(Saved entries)
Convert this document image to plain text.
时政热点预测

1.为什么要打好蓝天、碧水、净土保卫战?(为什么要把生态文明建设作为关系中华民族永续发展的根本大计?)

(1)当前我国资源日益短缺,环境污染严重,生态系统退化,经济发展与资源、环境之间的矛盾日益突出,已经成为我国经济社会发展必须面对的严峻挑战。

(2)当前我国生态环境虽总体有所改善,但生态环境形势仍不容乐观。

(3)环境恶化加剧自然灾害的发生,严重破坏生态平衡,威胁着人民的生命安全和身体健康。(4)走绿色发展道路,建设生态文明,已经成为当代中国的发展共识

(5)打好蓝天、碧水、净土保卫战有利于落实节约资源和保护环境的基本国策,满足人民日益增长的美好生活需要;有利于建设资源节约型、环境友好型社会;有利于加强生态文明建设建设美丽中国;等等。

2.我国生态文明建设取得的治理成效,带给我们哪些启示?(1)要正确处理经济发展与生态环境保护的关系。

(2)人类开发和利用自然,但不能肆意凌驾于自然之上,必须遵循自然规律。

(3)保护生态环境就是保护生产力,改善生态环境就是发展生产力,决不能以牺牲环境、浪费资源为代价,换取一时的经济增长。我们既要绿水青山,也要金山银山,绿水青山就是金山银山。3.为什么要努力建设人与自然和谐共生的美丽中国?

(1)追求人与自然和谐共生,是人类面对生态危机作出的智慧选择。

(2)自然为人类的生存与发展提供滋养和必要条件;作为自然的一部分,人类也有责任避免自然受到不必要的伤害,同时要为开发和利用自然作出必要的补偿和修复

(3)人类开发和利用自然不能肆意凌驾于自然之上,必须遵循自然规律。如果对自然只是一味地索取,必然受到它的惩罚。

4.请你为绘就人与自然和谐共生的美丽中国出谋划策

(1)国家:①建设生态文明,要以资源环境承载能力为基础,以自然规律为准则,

• What this task involves: Retype every entry word for word.

• The reply:
Convert this document image to plain text.
时政热点预测

1.为什么要打好蓝天、碧水、净土保卫战?(为什么要把生态文明建设作为关系中华民族永续发展的根本大计?)

(1)当前我国资源日益短缺,环境污染严重,生态系统退化,经济发展与资源、环境之间的矛盾日益突出,已经成为我国经济社会发展必须面对的严峻挑战。

(2)当前我国生态环境虽总体有所改善,但生态环境形势仍不容乐观。

(3)环境恶化加剧自然灾害的发生,严重破坏生态平衡,威胁着人民的生命安全和身体健康。(4)走绿色发展道路,建设生态文明,已经成为当代中国的发展共识

(5)打好蓝天、碧水、净土保卫战有利于落实节约资源和保护环境的基本国策,满足人民日益增长的美好生活需要;有利于建设资源节约型、环境友好型社会;有利于加强生态文明建设建设美丽中国;等等。

2.我国生态文明建设取得的治理成效,带给我们哪些启示?(1)要正确处理经济发展与生态环境保护的关系。

(2)人类开发和利用自然,但不能肆意凌驾于自然之上,必须遵循自然规律。

(3)保护生态环境就是保护生产力,改善生态环境就是发展生产力,决不能以牺牲环境、浪费资源为代价,换取一时的经济增长。我们既要绿水青山,也要金山银山,绿水青山就是金山银山。3.为什么要努力建设人与自然和谐共生的美丽中国?

(1)追求人与自然和谐共生,是人类面对生态危机作出的智慧选择。

(2)自然为人类的生存与发展提供滋养和必要条件;作为自然的一部分,人类也有责任避免自然受到不必要的伤害,同时要为开发和利用自然作出必要的补偿和修复

(3)人类开发和利用自然不能肆意凌驾于自然之上,必须遵循自然规律。如果对自然只是一味地索取,必然受到它的惩罚。

4.请你为绘就人与自然和谐共生的美丽中国出谋划策

(1)国家:①建设生态文明,要以资源环境承载能力为基础,以自然规律为准则,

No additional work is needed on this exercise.